# [Requirement]
Copy every row below verbatim, leaving out the pictures.

# [Material for this task]

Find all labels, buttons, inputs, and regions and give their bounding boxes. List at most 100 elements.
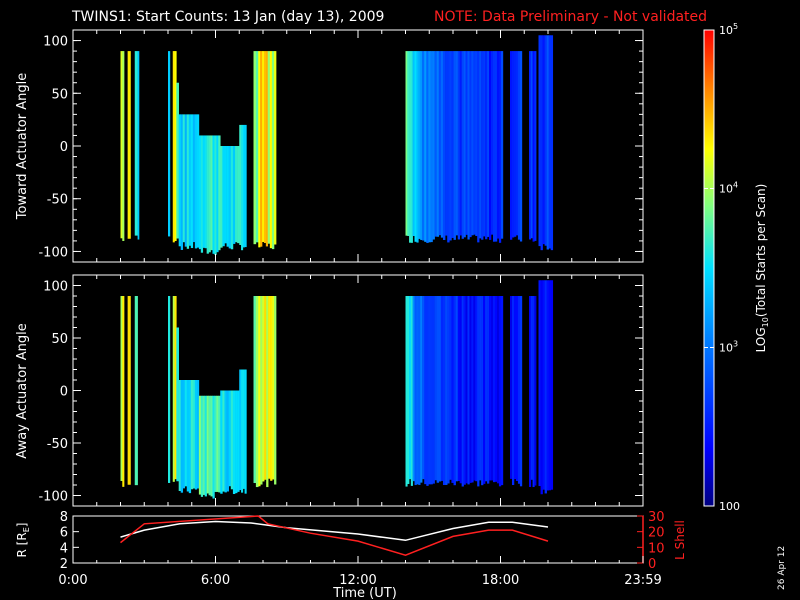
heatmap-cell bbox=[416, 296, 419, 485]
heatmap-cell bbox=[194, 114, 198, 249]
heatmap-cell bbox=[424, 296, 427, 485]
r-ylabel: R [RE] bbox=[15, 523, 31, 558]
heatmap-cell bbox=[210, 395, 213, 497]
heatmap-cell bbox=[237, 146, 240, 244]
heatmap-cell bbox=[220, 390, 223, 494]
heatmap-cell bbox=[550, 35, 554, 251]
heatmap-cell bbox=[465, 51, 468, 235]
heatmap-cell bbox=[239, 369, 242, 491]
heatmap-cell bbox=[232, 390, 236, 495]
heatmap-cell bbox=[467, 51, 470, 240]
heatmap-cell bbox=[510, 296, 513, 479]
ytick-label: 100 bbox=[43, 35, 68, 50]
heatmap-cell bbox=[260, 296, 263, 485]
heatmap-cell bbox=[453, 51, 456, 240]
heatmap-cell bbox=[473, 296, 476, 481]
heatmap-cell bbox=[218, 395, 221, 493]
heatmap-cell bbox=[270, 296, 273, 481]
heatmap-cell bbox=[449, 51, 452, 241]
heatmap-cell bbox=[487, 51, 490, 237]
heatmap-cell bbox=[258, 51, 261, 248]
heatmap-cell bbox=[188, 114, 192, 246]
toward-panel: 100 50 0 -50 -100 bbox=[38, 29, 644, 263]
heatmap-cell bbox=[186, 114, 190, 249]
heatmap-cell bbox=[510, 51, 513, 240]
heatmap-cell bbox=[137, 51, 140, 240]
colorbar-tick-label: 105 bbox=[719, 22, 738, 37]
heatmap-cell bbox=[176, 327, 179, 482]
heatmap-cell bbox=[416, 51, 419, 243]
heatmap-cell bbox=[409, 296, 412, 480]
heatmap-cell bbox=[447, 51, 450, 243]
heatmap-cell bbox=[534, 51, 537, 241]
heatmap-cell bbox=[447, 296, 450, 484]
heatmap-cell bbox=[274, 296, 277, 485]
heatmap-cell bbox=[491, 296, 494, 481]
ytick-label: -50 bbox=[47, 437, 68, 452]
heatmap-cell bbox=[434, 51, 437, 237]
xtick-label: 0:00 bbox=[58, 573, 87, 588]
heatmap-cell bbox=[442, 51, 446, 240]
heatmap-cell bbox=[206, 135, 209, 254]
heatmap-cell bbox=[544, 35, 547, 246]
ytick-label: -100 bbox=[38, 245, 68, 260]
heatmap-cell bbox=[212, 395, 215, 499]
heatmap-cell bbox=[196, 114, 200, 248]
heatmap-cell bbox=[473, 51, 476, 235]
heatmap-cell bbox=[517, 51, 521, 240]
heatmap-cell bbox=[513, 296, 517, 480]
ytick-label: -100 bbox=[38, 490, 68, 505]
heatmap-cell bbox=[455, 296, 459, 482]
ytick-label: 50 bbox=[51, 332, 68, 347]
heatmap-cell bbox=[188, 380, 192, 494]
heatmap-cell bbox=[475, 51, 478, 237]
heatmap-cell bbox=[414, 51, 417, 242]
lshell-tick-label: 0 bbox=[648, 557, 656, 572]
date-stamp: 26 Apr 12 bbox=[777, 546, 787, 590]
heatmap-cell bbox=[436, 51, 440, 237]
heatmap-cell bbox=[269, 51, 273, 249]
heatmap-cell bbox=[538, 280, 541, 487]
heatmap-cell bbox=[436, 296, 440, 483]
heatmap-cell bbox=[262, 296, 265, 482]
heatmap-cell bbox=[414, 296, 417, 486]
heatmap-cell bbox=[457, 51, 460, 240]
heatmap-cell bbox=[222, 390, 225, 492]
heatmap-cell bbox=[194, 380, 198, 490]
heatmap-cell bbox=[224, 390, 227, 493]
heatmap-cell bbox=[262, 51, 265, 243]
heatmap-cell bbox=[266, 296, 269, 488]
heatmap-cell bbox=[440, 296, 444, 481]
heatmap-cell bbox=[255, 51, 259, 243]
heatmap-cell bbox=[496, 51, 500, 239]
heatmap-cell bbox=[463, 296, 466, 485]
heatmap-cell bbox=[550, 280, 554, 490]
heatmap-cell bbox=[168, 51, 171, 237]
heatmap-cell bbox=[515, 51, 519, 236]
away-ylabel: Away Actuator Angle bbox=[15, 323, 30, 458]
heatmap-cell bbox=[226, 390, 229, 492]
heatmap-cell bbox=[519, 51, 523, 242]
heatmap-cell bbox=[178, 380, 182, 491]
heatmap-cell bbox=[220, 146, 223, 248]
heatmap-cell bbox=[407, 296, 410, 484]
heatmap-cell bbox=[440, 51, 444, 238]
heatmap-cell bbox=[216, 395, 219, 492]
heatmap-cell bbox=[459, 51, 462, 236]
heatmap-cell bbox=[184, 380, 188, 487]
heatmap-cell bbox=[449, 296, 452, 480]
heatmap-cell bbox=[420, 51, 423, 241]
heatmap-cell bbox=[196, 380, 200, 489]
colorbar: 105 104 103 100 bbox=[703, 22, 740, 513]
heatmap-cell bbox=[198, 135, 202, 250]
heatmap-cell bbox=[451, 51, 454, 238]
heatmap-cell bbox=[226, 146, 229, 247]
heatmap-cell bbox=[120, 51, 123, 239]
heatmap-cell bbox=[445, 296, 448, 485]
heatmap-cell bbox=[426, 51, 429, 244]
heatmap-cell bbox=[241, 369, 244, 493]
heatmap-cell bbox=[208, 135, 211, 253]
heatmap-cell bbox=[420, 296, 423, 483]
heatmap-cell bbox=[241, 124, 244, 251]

# [Written answer]
Find all labels, buttons, inputs, and regions and give their bounding boxes. List at most 100 elements.
heatmap-cell bbox=[416, 296, 419, 485]
heatmap-cell bbox=[194, 114, 198, 249]
heatmap-cell bbox=[424, 296, 427, 485]
r-ylabel: R [RE] bbox=[15, 523, 31, 558]
heatmap-cell bbox=[210, 395, 213, 497]
heatmap-cell bbox=[237, 146, 240, 244]
heatmap-cell bbox=[220, 390, 223, 494]
heatmap-cell bbox=[550, 35, 554, 251]
heatmap-cell bbox=[465, 51, 468, 235]
heatmap-cell bbox=[239, 369, 242, 491]
heatmap-cell bbox=[232, 390, 236, 495]
heatmap-cell bbox=[467, 51, 470, 240]
heatmap-cell bbox=[510, 296, 513, 479]
ytick-label: 100 bbox=[43, 35, 68, 50]
heatmap-cell bbox=[260, 296, 263, 485]
heatmap-cell bbox=[453, 51, 456, 240]
heatmap-cell bbox=[473, 296, 476, 481]
heatmap-cell bbox=[218, 395, 221, 493]
heatmap-cell bbox=[270, 296, 273, 481]
heatmap-cell bbox=[449, 51, 452, 241]
heatmap-cell bbox=[487, 51, 490, 237]
heatmap-cell bbox=[258, 51, 261, 248]
heatmap-cell bbox=[188, 114, 192, 246]
toward-panel: 100 50 0 -50 -100 bbox=[38, 29, 644, 263]
heatmap-cell bbox=[186, 114, 190, 249]
heatmap-cell bbox=[510, 51, 513, 240]
heatmap-cell bbox=[137, 51, 140, 240]
colorbar-tick-label: 105 bbox=[719, 22, 738, 37]
heatmap-cell bbox=[176, 327, 179, 482]
heatmap-cell bbox=[416, 51, 419, 243]
heatmap-cell bbox=[409, 296, 412, 480]
heatmap-cell bbox=[447, 51, 450, 243]
heatmap-cell bbox=[534, 51, 537, 241]
heatmap-cell bbox=[447, 296, 450, 484]
heatmap-cell bbox=[274, 296, 277, 485]
heatmap-cell bbox=[491, 296, 494, 481]
ytick-label: -50 bbox=[47, 437, 68, 452]
heatmap-cell bbox=[434, 51, 437, 237]
xtick-label: 0:00 bbox=[58, 573, 87, 588]
heatmap-cell bbox=[442, 51, 446, 240]
heatmap-cell bbox=[206, 135, 209, 254]
heatmap-cell bbox=[544, 35, 547, 246]
ytick-label: -100 bbox=[38, 245, 68, 260]
heatmap-cell bbox=[212, 395, 215, 499]
heatmap-cell bbox=[196, 114, 200, 248]
heatmap-cell bbox=[473, 51, 476, 235]
heatmap-cell bbox=[517, 51, 521, 240]
heatmap-cell bbox=[513, 296, 517, 480]
ytick-label: -100 bbox=[38, 490, 68, 505]
heatmap-cell bbox=[455, 296, 459, 482]
ytick-label: 50 bbox=[51, 332, 68, 347]
heatmap-cell bbox=[188, 380, 192, 494]
heatmap-cell bbox=[475, 51, 478, 237]
heatmap-cell bbox=[414, 51, 417, 242]
lshell-tick-label: 0 bbox=[648, 557, 656, 572]
date-stamp: 26 Apr 12 bbox=[777, 546, 787, 590]
heatmap-cell bbox=[436, 51, 440, 237]
heatmap-cell bbox=[269, 51, 273, 249]
heatmap-cell bbox=[538, 280, 541, 487]
heatmap-cell bbox=[436, 296, 440, 483]
heatmap-cell bbox=[262, 296, 265, 482]
heatmap-cell bbox=[414, 296, 417, 486]
heatmap-cell bbox=[457, 51, 460, 240]
heatmap-cell bbox=[222, 390, 225, 492]
heatmap-cell bbox=[194, 380, 198, 490]
heatmap-cell bbox=[224, 390, 227, 493]
heatmap-cell bbox=[262, 51, 265, 243]
heatmap-cell bbox=[266, 296, 269, 488]
heatmap-cell bbox=[440, 296, 444, 481]
heatmap-cell bbox=[255, 51, 259, 243]
heatmap-cell bbox=[496, 51, 500, 239]
heatmap-cell bbox=[463, 296, 466, 485]
heatmap-cell bbox=[550, 280, 554, 490]
heatmap-cell bbox=[168, 51, 171, 237]
heatmap-cell bbox=[515, 51, 519, 236]
away-ylabel: Away Actuator Angle bbox=[15, 323, 30, 458]
heatmap-cell bbox=[226, 390, 229, 492]
heatmap-cell bbox=[519, 51, 523, 242]
heatmap-cell bbox=[178, 380, 182, 491]
heatmap-cell bbox=[220, 146, 223, 248]
heatmap-cell bbox=[407, 296, 410, 484]
heatmap-cell bbox=[440, 51, 444, 238]
heatmap-cell bbox=[216, 395, 219, 492]
heatmap-cell bbox=[459, 51, 462, 236]
heatmap-cell bbox=[184, 380, 188, 487]
heatmap-cell bbox=[449, 296, 452, 480]
heatmap-cell bbox=[420, 51, 423, 241]
heatmap-cell bbox=[196, 380, 200, 489]
colorbar: 105 104 103 100 bbox=[703, 22, 740, 513]
heatmap-cell bbox=[198, 135, 202, 250]
heatmap-cell bbox=[451, 51, 454, 238]
heatmap-cell bbox=[226, 146, 229, 247]
heatmap-cell bbox=[120, 51, 123, 239]
heatmap-cell bbox=[445, 296, 448, 485]
heatmap-cell bbox=[426, 51, 429, 244]
heatmap-cell bbox=[241, 369, 244, 493]
heatmap-cell bbox=[208, 135, 211, 253]
heatmap-cell bbox=[420, 296, 423, 483]
heatmap-cell bbox=[241, 124, 244, 251]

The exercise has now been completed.